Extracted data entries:

-- begin --

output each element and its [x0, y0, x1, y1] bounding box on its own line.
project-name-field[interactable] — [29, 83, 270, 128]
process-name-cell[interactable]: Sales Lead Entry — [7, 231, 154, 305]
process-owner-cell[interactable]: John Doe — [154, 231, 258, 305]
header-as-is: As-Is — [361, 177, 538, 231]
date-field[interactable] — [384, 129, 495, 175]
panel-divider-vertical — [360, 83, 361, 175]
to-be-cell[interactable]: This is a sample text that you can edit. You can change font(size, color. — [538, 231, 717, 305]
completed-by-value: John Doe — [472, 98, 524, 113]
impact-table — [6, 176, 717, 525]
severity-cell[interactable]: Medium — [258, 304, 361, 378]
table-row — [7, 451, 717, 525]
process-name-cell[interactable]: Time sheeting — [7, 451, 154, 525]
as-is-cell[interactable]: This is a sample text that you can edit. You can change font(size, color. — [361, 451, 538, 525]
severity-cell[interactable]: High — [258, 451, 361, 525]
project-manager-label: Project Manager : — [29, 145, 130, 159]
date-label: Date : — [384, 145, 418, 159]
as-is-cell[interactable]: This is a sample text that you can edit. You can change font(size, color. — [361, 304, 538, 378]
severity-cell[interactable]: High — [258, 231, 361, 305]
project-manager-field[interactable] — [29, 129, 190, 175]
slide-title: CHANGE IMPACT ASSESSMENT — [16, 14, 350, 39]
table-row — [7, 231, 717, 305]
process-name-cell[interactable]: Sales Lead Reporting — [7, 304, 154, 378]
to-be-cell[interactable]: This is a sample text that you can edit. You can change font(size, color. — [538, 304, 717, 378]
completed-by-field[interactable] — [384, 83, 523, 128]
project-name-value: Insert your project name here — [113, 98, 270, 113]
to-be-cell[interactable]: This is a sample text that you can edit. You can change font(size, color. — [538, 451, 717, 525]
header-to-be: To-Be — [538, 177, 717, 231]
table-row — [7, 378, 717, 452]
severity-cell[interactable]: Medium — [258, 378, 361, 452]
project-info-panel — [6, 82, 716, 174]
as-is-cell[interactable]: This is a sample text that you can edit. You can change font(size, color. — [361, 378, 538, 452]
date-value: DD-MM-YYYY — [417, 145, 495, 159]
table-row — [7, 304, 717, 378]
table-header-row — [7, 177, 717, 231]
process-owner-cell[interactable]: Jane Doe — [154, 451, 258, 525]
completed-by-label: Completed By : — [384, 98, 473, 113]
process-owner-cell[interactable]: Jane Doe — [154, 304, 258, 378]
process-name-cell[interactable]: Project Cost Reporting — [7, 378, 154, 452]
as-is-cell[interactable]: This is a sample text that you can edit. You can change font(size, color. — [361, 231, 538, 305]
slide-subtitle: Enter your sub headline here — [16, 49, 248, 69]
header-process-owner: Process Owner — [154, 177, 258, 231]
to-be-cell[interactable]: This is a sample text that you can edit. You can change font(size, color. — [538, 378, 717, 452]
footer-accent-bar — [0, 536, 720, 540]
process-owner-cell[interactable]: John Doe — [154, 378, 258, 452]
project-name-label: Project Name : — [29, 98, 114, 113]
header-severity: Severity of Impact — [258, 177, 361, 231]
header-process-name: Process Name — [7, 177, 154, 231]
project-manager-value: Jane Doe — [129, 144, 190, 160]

-- end --

YOUR INSTRUCTIONS: Update the material by changing "Medium" to "Moderate" wherever it appears, and keep everything else the same.

RESPONSE:
output each element and its [x0, y0, x1, y1] bounding box on its own line.
project-name-field[interactable] — [29, 83, 270, 128]
process-name-cell[interactable]: Sales Lead Entry — [7, 231, 154, 305]
process-owner-cell[interactable]: John Doe — [154, 231, 258, 305]
header-as-is: As-Is — [361, 177, 538, 231]
date-field[interactable] — [384, 129, 495, 175]
panel-divider-vertical — [360, 83, 361, 175]
to-be-cell[interactable]: This is a sample text that you can edit. You can change font(size, color. — [538, 231, 717, 305]
completed-by-value: John Doe — [472, 98, 524, 113]
impact-table — [6, 176, 717, 525]
severity-cell[interactable]: Moderate — [258, 304, 361, 378]
table-row — [7, 451, 717, 525]
process-name-cell[interactable]: Time sheeting — [7, 451, 154, 525]
as-is-cell[interactable]: This is a sample text that you can edit. You can change font(size, color. — [361, 451, 538, 525]
severity-cell[interactable]: High — [258, 451, 361, 525]
project-manager-label: Project Manager : — [29, 145, 130, 159]
date-label: Date : — [384, 145, 418, 159]
as-is-cell[interactable]: This is a sample text that you can edit. You can change font(size, color. — [361, 304, 538, 378]
severity-cell[interactable]: High — [258, 231, 361, 305]
project-manager-field[interactable] — [29, 129, 190, 175]
slide-title: CHANGE IMPACT ASSESSMENT — [16, 14, 350, 39]
table-row — [7, 231, 717, 305]
process-name-cell[interactable]: Sales Lead Reporting — [7, 304, 154, 378]
to-be-cell[interactable]: This is a sample text that you can edit. You can change font(size, color. — [538, 304, 717, 378]
completed-by-field[interactable] — [384, 83, 523, 128]
project-name-value: Insert your project name here — [113, 98, 270, 113]
to-be-cell[interactable]: This is a sample text that you can edit. You can change font(size, color. — [538, 451, 717, 525]
header-to-be: To-Be — [538, 177, 717, 231]
table-row — [7, 378, 717, 452]
severity-cell[interactable]: Moderate — [258, 378, 361, 452]
project-info-panel — [6, 82, 716, 174]
as-is-cell[interactable]: This is a sample text that you can edit. You can change font(size, color. — [361, 378, 538, 452]
date-value: DD-MM-YYYY — [417, 145, 495, 159]
table-row — [7, 304, 717, 378]
table-header-row — [7, 177, 717, 231]
process-owner-cell[interactable]: Jane Doe — [154, 451, 258, 525]
completed-by-label: Completed By : — [384, 98, 473, 113]
process-owner-cell[interactable]: Jane Doe — [154, 304, 258, 378]
process-name-cell[interactable]: Project Cost Reporting — [7, 378, 154, 452]
as-is-cell[interactable]: This is a sample text that you can edit. You can change font(size, color. — [361, 231, 538, 305]
slide-subtitle: Enter your sub headline here — [16, 49, 248, 69]
header-process-owner: Process Owner — [154, 177, 258, 231]
to-be-cell[interactable]: This is a sample text that you can edit. You can change font(size, color. — [538, 378, 717, 452]
footer-accent-bar — [0, 536, 720, 540]
process-owner-cell[interactable]: John Doe — [154, 378, 258, 452]
project-name-label: Project Name : — [29, 98, 114, 113]
header-severity: Severity of Impact — [258, 177, 361, 231]
header-process-name: Process Name — [7, 177, 154, 231]
project-manager-value: Jane Doe — [129, 144, 190, 160]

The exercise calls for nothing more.